# REQUIRED WORK
Will you give every entry again exactly as it stands?

▼

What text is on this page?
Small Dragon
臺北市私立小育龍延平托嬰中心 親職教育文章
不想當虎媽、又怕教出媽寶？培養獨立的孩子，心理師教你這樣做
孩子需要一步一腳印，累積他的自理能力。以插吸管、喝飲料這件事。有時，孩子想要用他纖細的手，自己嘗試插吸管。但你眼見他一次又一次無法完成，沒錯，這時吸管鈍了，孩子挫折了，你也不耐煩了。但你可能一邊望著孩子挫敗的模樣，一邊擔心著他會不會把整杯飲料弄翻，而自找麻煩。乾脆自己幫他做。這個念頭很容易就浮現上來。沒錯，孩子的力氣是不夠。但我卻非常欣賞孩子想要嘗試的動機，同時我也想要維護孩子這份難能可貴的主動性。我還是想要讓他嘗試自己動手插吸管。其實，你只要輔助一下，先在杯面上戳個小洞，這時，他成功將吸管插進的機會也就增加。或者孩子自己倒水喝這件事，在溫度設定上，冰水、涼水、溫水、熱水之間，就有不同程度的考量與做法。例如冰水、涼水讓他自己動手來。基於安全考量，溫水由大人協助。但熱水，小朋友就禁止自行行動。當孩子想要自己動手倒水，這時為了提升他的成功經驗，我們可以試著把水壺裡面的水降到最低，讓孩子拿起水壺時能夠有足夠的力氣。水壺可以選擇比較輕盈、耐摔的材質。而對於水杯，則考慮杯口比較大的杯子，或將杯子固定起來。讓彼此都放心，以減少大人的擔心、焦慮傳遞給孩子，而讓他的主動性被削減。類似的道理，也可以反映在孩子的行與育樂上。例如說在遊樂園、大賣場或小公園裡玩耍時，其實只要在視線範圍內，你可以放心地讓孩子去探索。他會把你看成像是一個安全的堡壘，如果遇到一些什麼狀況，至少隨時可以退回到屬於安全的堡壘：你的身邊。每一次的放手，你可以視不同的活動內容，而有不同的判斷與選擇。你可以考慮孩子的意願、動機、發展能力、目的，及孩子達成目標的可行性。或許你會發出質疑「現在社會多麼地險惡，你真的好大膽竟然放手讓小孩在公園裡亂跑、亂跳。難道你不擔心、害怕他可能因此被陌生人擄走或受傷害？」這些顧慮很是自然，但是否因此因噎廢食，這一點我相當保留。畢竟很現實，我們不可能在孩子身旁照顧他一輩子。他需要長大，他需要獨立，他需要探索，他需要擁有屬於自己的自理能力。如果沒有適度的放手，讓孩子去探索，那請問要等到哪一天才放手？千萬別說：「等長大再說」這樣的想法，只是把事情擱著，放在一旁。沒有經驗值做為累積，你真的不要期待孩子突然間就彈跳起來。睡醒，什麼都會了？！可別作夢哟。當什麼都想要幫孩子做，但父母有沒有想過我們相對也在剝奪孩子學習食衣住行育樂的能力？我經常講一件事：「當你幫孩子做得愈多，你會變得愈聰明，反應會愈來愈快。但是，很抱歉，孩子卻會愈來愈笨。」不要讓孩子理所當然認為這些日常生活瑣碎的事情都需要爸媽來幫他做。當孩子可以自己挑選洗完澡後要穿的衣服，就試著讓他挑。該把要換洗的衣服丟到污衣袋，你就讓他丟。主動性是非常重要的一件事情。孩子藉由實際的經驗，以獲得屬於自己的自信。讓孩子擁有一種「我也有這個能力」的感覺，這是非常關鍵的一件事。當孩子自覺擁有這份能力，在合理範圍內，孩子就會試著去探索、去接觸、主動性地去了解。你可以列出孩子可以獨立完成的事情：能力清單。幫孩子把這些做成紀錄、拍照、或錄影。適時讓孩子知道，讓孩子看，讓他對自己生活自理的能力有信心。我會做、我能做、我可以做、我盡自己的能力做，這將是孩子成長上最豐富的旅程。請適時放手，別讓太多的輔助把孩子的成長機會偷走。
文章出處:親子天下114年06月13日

▲

# OUTPUT BELOW
What text is on this page?
Small Dragon
臺北市私立小育龍延平托嬰中心 親職教育文章
不想當虎媽、又怕教出媽寶？培養獨立的孩子，心理師教你這樣做
孩子需要一步一腳印，累積他的自理能力。以插吸管、喝飲料這件事。有時，孩子想要用他纖細的手，自己嘗試插吸管。但你眼見他一次又一次無法完成，沒錯，這時吸管鈍了，孩子挫折了，你也不耐煩了。但你可能一邊望著孩子挫敗的模樣，一邊擔心著他會不會把整杯飲料弄翻，而自找麻煩。乾脆自己幫他做。這個念頭很容易就浮現上來。沒錯，孩子的力氣是不夠。但我卻非常欣賞孩子想要嘗試的動機，同時我也想要維護孩子這份難能可貴的主動性。我還是想要讓他嘗試自己動手插吸管。其實，你只要輔助一下，先在杯面上戳個小洞，這時，他成功將吸管插進的機會也就增加。或者孩子自己倒水喝這件事，在溫度設定上，冰水、涼水、溫水、熱水之間，就有不同程度的考量與做法。例如冰水、涼水讓他自己動手來。基於安全考量，溫水由大人協助。但熱水，小朋友就禁止自行行動。當孩子想要自己動手倒水，這時為了提升他的成功經驗，我們可以試著把水壺裡面的水降到最低，讓孩子拿起水壺時能夠有足夠的力氣。水壺可以選擇比較輕盈、耐摔的材質。而對於水杯，則考慮杯口比較大的杯子，或將杯子固定起來。讓彼此都放心，以減少大人的擔心、焦慮傳遞給孩子，而讓他的主動性被削減。類似的道理，也可以反映在孩子的行與育樂上。例如說在遊樂園、大賣場或小公園裡玩耍時，其實只要在視線範圍內，你可以放心地讓孩子去探索。他會把你看成像是一個安全的堡壘，如果遇到一些什麼狀況，至少隨時可以退回到屬於安全的堡壘：你的身邊。每一次的放手，你可以視不同的活動內容，而有不同的判斷與選擇。你可以考慮孩子的意願、動機、發展能力、目的，及孩子達成目標的可行性。或許你會發出質疑「現在社會多麼地險惡，你真的好大膽竟然放手讓小孩在公園裡亂跑、亂跳。難道你不擔心、害怕他可能因此被陌生人擄走或受傷害？」這些顧慮很是自然，但是否因此因噎廢食，這一點我相當保留。畢竟很現實，我們不可能在孩子身旁照顧他一輩子。他需要長大，他需要獨立，他需要探索，他需要擁有屬於自己的自理能力。如果沒有適度的放手，讓孩子去探索，那請問要等到哪一天才放手？千萬別說：「等長大再說」這樣的想法，只是把事情擱著，放在一旁。沒有經驗值做為累積，你真的不要期待孩子突然間就彈跳起來。睡醒，什麼都會了？！可別作夢哟。當什麼都想要幫孩子做，但父母有沒有想過我們相對也在剝奪孩子學習食衣住行育樂的能力？我經常講一件事：「當你幫孩子做得愈多，你會變得愈聰明，反應會愈來愈快。但是，很抱歉，孩子卻會愈來愈笨。」不要讓孩子理所當然認為這些日常生活瑣碎的事情都需要爸媽來幫他做。當孩子可以自己挑選洗完澡後要穿的衣服，就試著讓他挑。該把要換洗的衣服丟到污衣袋，你就讓他丟。主動性是非常重要的一件事情。孩子藉由實際的經驗，以獲得屬於自己的自信。讓孩子擁有一種「我也有這個能力」的感覺，這是非常關鍵的一件事。當孩子自覺擁有這份能力，在合理範圍內，孩子就會試著去探索、去接觸、主動性地去了解。你可以列出孩子可以獨立完成的事情：能力清單。幫孩子把這些做成紀錄、拍照、或錄影。適時讓孩子知道，讓孩子看，讓他對自己生活自理的能力有信心。我會做、我能做、我可以做、我盡自己的能力做，這將是孩子成長上最豐富的旅程。請適時放手，別讓太多的輔助把孩子的成長機會偷走。
文章出處:親子天下114年06月13日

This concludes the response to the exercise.